**SELECTED EXCERPT:**
*** Block opens ***
Taking a proactive step will not happen overnight and across the board; likely, frontier players in the ecosystem will take the lead. “I know for a fact that a lot of the clothing manufacturers and chemical manufacturers in nylon plants are under pressure from consumers who say, ‘I want something that has a full life cycle assessment’. It’s only a matter of time before that starts to permeate into other parts of the industry,” says Mr Chakrabarti.
Start-ups, backed by ambitious venture capitalists and academic expertise, are bringing the technical wizardry without the legacy infrastructure and stockmarket-based short-termism of incumbents. “A lot of alternatives to hazardous chemicals are coming from start-ups or spin-offs from universities,” observes Dr Kleimark. “There are a lot of barriers within larger companies to doing that innovation”.
Mr Chakrabarti also believes large companies are doing more than outsiders might believe but are taking time to prove out the technical aspects. “Big chemical companies have gone unnoticed, because they’re so big, and everyone thinks they’re evil. I never live in a black and white world. I believe that even these big chemical companies that have a storied history [in pollution] are doing good work in this space, but start-ups are just more vocal about it.”
*** Block closes ***
**THE TASK:** Please reproduce the passage on chemical-industry innovation from the section that opens with "Taking a proactive" through the section that closes with "says Mr Chakrabarti.", substituting "polyester" for "nylon".

[Document structure recognition data]
*** Block opens ***
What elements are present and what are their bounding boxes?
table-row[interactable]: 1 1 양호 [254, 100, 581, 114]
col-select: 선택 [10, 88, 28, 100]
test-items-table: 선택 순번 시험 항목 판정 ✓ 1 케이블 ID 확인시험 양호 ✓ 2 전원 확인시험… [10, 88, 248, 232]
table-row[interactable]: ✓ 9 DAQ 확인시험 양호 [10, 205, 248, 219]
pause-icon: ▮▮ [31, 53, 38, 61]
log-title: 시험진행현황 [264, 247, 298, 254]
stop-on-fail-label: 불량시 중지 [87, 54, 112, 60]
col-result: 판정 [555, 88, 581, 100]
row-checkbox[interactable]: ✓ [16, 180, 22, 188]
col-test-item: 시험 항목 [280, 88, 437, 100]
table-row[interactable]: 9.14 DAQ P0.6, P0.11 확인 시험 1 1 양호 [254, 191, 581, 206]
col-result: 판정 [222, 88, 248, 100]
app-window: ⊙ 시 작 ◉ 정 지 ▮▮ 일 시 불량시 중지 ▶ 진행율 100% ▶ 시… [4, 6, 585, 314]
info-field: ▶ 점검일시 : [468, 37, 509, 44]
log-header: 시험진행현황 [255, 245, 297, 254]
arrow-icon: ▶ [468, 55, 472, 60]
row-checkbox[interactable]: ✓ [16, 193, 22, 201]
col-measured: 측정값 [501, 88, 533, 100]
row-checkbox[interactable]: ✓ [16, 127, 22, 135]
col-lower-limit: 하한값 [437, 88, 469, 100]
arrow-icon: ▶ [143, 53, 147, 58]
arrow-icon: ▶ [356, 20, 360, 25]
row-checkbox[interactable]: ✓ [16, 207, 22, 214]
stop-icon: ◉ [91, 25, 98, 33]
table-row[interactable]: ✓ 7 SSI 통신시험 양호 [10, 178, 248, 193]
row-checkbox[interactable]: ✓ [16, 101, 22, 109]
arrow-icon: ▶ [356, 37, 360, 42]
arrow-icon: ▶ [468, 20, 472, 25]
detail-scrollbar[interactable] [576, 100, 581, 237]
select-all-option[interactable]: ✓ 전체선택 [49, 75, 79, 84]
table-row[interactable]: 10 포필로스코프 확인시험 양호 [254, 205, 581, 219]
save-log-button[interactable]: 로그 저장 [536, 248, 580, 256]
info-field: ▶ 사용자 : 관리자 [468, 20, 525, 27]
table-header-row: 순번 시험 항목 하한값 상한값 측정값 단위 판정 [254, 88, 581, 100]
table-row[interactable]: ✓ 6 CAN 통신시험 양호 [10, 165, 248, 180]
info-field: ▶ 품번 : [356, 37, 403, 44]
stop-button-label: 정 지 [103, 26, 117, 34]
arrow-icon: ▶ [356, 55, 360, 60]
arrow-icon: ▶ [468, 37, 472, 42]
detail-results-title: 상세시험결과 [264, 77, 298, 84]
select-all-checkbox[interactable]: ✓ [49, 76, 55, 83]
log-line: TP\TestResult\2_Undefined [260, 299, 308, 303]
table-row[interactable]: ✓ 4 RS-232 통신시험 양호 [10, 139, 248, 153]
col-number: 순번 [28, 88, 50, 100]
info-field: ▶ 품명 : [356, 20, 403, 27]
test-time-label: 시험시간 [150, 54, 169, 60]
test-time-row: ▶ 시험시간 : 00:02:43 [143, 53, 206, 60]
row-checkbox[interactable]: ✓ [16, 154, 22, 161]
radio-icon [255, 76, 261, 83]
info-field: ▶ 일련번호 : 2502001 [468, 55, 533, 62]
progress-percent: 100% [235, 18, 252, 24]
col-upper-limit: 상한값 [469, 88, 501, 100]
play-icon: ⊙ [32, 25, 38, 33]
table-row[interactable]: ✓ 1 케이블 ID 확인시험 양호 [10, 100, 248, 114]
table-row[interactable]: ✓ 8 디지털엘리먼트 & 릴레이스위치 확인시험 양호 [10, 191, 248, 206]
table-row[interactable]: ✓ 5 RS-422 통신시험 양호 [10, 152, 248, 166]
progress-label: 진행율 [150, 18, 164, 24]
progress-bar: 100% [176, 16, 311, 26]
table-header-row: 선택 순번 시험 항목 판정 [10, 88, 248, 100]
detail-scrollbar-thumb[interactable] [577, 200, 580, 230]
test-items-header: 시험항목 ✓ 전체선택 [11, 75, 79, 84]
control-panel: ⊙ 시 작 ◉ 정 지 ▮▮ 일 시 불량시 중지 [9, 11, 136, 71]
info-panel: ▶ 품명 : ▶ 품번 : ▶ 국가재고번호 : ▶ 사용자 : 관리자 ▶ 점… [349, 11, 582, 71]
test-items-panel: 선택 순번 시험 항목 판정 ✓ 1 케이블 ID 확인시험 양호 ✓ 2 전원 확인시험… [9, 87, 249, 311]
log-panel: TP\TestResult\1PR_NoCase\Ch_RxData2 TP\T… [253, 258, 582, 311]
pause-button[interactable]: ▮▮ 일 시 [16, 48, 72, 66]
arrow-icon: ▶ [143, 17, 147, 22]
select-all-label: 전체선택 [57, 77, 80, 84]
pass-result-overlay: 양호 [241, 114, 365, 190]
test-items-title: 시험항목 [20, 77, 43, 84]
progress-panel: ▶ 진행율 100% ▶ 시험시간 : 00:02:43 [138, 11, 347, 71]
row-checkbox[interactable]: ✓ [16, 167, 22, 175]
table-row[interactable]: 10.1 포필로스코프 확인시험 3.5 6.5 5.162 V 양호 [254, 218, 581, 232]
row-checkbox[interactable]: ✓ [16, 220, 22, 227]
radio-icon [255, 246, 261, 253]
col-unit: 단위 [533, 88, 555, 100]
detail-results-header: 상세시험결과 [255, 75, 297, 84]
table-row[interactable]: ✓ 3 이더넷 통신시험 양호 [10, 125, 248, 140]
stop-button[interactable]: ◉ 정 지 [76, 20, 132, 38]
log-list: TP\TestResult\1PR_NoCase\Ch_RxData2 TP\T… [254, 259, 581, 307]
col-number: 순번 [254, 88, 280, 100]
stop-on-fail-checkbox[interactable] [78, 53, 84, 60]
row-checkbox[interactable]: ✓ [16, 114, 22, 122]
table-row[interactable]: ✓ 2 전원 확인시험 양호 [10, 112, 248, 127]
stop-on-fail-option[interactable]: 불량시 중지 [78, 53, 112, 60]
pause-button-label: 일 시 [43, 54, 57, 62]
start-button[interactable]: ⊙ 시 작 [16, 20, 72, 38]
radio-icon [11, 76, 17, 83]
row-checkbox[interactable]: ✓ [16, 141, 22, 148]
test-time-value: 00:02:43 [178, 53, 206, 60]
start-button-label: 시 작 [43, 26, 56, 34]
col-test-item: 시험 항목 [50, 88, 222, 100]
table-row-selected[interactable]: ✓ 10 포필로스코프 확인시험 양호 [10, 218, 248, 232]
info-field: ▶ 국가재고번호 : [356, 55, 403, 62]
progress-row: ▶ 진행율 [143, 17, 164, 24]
*** Block closes ***
**SOLUTION:**
Taking a proactive step will not happen overnight and across the board; likely, frontier players in the ecosystem will take the lead. “I know for a fact that a lot of the clothing manufacturers and chemical manufacturers in polyester plants are under pressure from consumers who say, ‘I want something that has a full life cycle assessment’. It’s only a matter of time before that starts to permeate into other parts of the industry,” says Mr Chakrabarti.